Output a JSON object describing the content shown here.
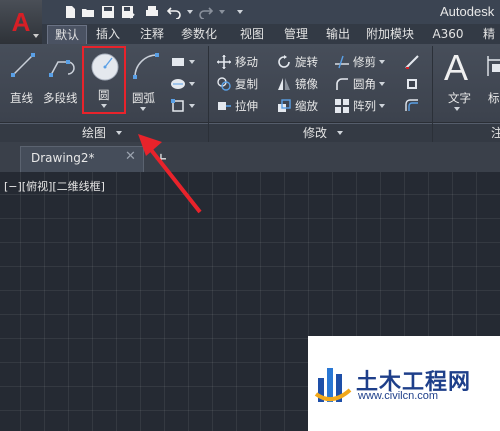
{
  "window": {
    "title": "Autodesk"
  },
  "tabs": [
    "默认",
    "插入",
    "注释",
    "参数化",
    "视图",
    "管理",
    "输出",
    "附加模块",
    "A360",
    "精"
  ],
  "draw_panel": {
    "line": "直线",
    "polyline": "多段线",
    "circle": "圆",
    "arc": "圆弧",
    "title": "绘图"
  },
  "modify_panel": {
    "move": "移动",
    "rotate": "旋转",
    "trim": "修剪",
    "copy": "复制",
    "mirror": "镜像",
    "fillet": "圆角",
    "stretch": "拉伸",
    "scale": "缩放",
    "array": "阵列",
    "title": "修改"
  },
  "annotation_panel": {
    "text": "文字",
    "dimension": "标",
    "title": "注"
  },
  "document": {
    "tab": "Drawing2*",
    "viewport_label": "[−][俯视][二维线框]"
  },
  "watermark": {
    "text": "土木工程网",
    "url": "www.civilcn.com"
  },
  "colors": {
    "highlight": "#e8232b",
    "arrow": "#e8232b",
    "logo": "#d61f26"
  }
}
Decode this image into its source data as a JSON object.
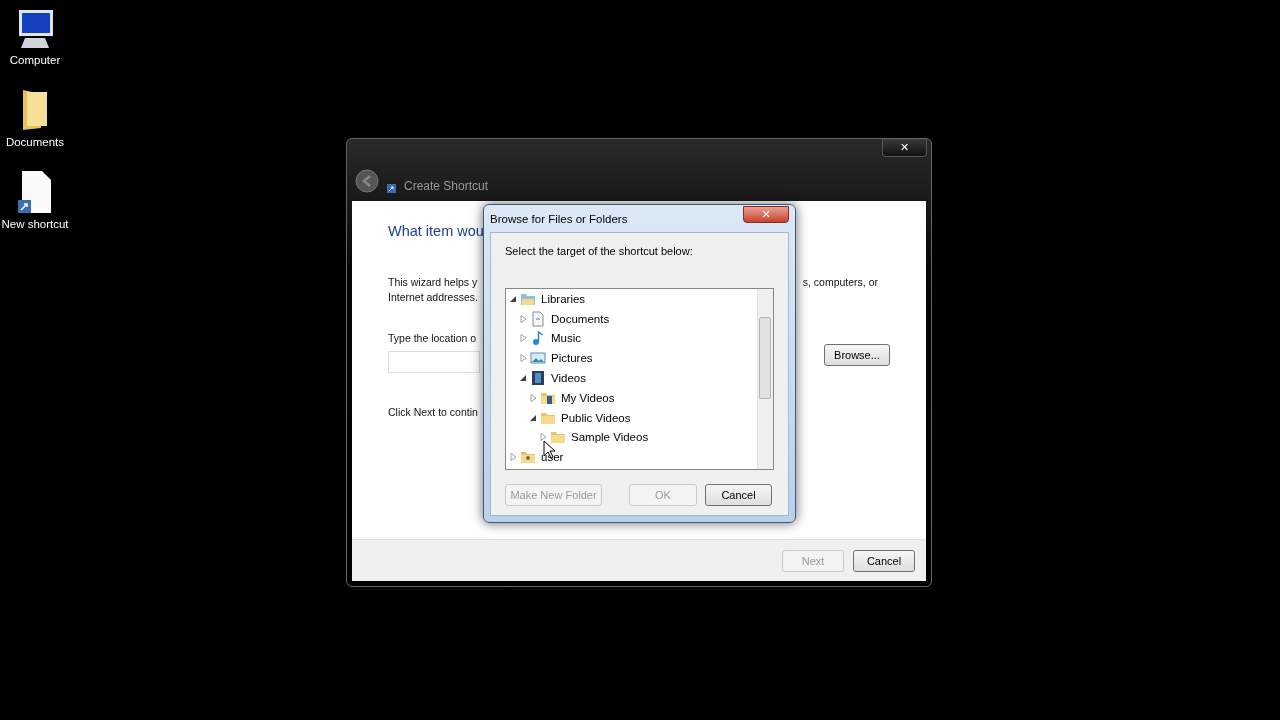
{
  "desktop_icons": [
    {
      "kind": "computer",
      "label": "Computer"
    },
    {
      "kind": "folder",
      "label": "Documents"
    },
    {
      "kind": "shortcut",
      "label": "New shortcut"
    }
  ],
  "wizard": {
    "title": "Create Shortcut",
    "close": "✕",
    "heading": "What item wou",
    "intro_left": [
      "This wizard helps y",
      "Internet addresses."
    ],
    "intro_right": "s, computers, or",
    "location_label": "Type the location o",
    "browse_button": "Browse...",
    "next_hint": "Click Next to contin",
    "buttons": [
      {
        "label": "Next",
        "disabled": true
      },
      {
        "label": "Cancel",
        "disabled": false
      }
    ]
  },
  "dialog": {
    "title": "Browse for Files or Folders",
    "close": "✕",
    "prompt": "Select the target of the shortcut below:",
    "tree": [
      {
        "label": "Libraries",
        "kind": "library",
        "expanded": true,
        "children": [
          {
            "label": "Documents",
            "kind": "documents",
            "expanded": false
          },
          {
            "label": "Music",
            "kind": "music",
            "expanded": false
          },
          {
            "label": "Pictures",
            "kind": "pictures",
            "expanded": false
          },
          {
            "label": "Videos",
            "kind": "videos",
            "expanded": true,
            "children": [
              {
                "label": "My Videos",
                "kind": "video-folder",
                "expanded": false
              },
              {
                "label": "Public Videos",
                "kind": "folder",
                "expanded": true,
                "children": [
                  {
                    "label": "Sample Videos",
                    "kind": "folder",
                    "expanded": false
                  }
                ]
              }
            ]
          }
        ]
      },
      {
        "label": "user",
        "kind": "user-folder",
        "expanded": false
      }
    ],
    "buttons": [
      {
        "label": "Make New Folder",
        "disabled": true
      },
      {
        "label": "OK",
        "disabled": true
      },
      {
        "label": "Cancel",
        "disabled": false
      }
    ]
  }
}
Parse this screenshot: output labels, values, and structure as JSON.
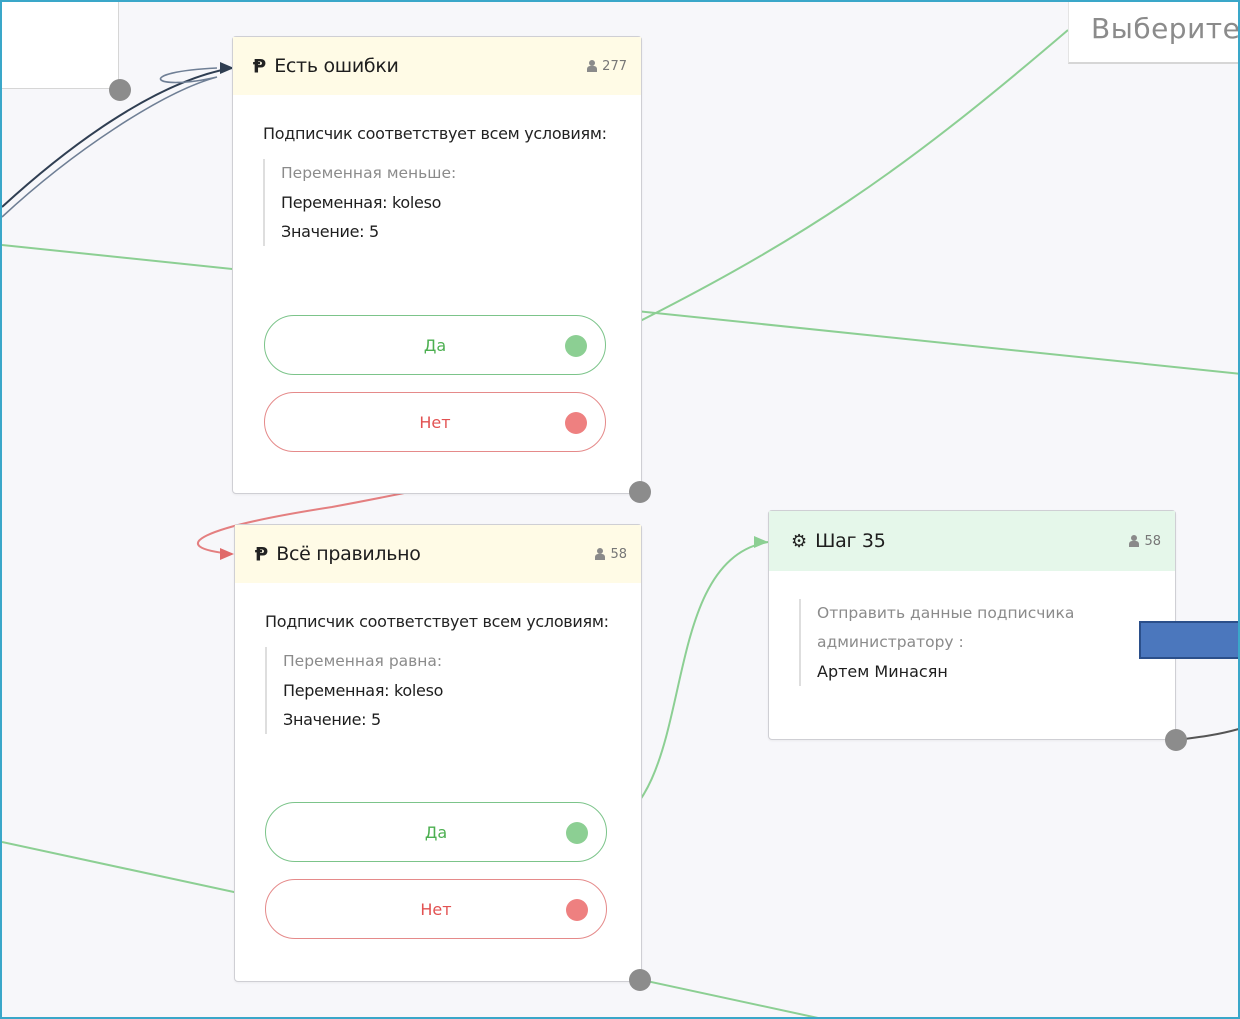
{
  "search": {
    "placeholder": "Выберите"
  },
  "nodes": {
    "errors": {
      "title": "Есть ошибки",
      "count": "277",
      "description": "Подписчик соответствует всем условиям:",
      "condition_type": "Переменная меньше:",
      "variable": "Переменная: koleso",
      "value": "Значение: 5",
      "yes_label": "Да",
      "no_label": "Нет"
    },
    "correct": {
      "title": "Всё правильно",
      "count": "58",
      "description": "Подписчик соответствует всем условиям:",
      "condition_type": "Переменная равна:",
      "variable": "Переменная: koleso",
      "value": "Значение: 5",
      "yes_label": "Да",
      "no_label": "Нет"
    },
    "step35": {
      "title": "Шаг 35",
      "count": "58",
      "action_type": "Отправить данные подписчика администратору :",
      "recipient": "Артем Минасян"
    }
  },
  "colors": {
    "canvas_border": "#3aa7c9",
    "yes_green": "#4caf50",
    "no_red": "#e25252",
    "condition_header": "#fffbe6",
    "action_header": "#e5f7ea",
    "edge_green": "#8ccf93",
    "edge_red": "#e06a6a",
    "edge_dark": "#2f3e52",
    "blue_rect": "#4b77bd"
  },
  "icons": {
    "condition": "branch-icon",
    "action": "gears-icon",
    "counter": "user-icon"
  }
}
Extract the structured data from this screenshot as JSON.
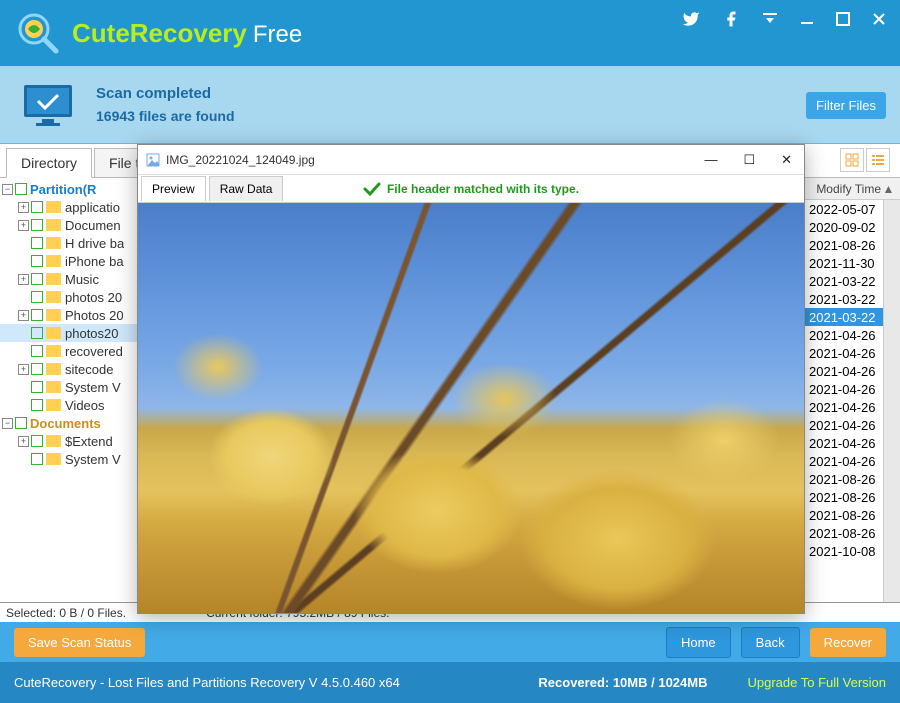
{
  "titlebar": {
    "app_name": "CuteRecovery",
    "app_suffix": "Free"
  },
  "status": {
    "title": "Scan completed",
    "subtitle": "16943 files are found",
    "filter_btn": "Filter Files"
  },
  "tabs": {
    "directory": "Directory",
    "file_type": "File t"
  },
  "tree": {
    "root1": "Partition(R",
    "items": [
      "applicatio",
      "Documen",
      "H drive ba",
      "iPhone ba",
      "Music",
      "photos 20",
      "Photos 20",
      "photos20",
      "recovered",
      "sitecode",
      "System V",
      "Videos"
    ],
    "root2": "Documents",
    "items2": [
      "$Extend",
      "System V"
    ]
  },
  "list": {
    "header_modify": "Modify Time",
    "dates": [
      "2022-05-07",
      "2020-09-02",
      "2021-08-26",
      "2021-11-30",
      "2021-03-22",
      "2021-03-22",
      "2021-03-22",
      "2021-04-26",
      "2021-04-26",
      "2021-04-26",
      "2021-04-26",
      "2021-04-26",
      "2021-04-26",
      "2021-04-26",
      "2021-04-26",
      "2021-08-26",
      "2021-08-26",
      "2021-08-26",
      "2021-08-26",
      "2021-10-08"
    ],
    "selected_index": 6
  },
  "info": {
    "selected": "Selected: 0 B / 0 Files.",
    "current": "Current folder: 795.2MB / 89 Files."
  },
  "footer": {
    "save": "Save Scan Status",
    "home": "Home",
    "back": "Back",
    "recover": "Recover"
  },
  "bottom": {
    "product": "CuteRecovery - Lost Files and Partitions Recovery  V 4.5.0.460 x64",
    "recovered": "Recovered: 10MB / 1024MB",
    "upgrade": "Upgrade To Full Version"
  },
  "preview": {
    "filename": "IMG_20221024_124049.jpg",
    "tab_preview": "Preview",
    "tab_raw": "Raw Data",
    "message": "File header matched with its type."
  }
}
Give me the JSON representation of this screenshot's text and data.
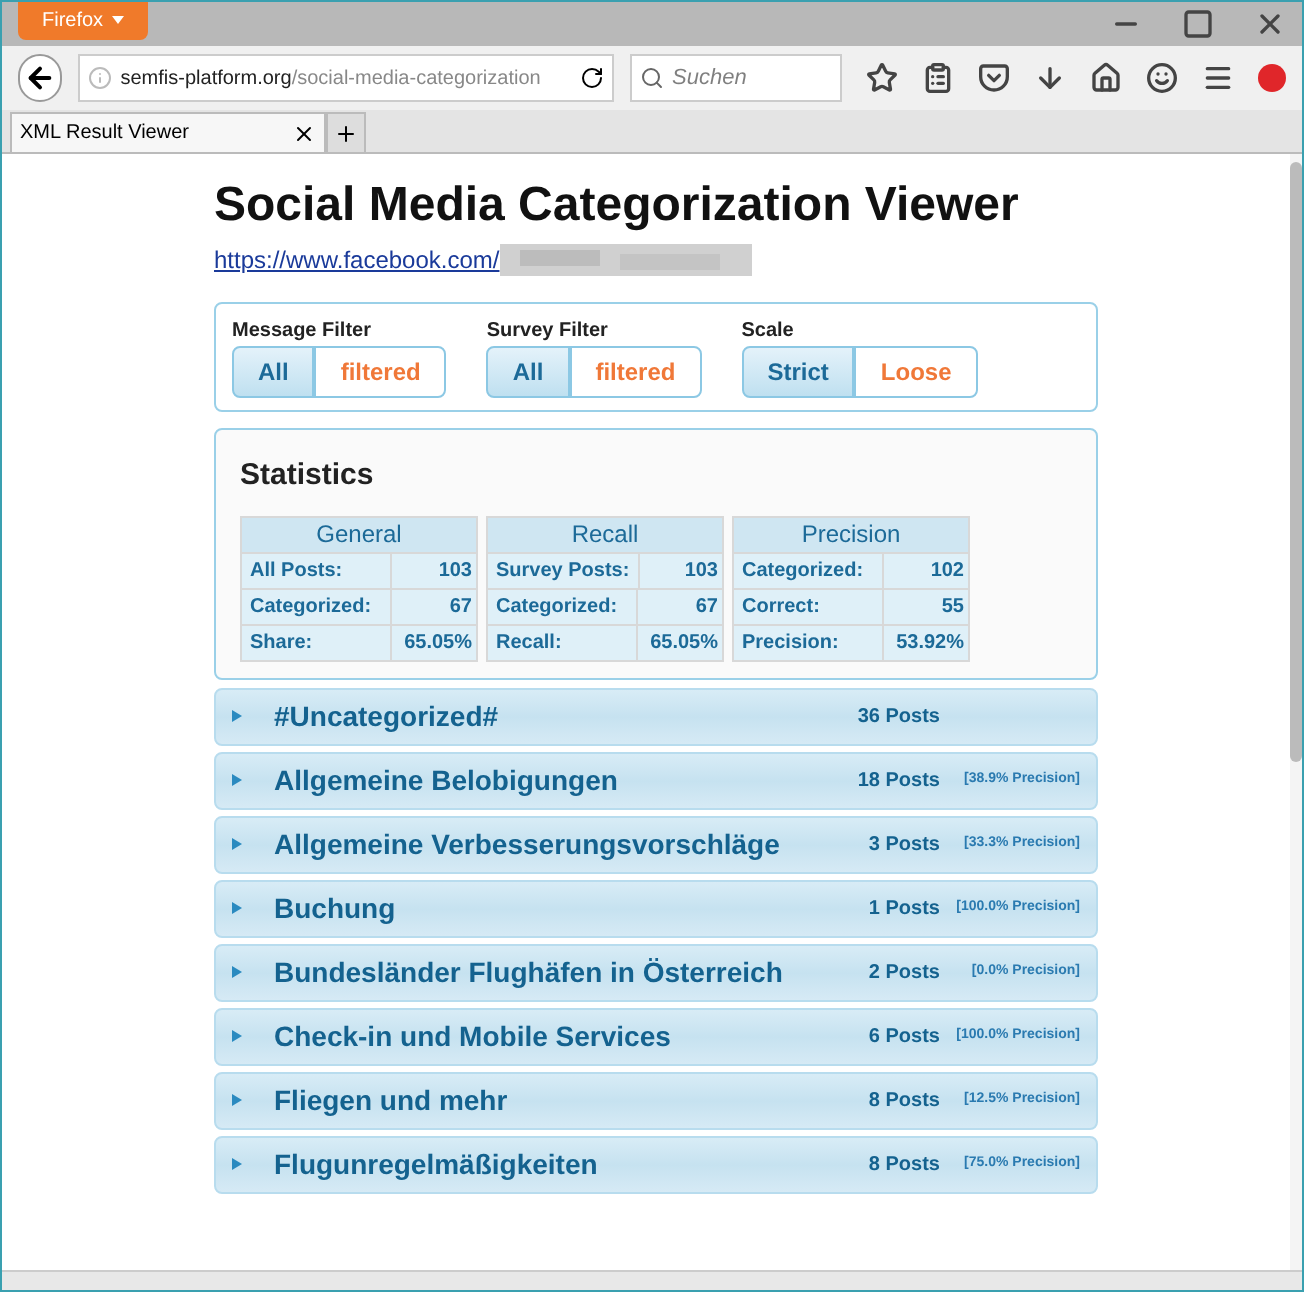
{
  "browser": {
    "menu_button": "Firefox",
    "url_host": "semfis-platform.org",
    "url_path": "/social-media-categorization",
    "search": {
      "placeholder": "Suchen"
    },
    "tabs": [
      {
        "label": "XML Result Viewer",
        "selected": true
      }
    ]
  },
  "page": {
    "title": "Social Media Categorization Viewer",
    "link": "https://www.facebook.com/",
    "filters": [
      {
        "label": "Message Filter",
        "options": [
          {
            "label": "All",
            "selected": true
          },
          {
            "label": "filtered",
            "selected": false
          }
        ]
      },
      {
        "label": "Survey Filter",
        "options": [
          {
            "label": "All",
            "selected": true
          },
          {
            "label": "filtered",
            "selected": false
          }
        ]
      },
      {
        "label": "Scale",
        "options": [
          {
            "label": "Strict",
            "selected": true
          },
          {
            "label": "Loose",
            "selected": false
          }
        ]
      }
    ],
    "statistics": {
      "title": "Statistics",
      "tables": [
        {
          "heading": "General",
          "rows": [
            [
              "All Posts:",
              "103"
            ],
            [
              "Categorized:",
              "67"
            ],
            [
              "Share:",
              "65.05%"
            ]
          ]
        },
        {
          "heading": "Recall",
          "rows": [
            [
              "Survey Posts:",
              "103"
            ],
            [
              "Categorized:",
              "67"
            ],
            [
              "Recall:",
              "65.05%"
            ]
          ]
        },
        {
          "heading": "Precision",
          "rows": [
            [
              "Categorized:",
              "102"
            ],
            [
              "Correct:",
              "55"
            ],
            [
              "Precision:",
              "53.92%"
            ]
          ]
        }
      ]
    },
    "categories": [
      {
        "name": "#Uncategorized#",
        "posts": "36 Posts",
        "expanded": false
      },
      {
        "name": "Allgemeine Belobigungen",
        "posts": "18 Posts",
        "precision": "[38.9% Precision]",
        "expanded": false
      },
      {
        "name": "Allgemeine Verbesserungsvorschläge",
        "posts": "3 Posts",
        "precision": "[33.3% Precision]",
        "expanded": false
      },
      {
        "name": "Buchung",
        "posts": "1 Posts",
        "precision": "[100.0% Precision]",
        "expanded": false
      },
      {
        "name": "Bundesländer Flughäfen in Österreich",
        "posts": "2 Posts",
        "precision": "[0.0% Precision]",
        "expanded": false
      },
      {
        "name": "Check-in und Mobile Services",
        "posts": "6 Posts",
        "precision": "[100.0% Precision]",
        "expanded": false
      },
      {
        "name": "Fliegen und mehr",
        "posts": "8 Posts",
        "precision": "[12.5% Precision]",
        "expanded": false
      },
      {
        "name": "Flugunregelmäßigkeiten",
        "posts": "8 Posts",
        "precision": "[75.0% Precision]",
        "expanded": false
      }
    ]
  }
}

######

▶ WRITTEN INSTRUCTION
Using the records above, gather all lines where the string "placeholder" is present.

▶ FULL ANSWER
    "placeholder": "Выберите"
      "placeholder": "Suchen"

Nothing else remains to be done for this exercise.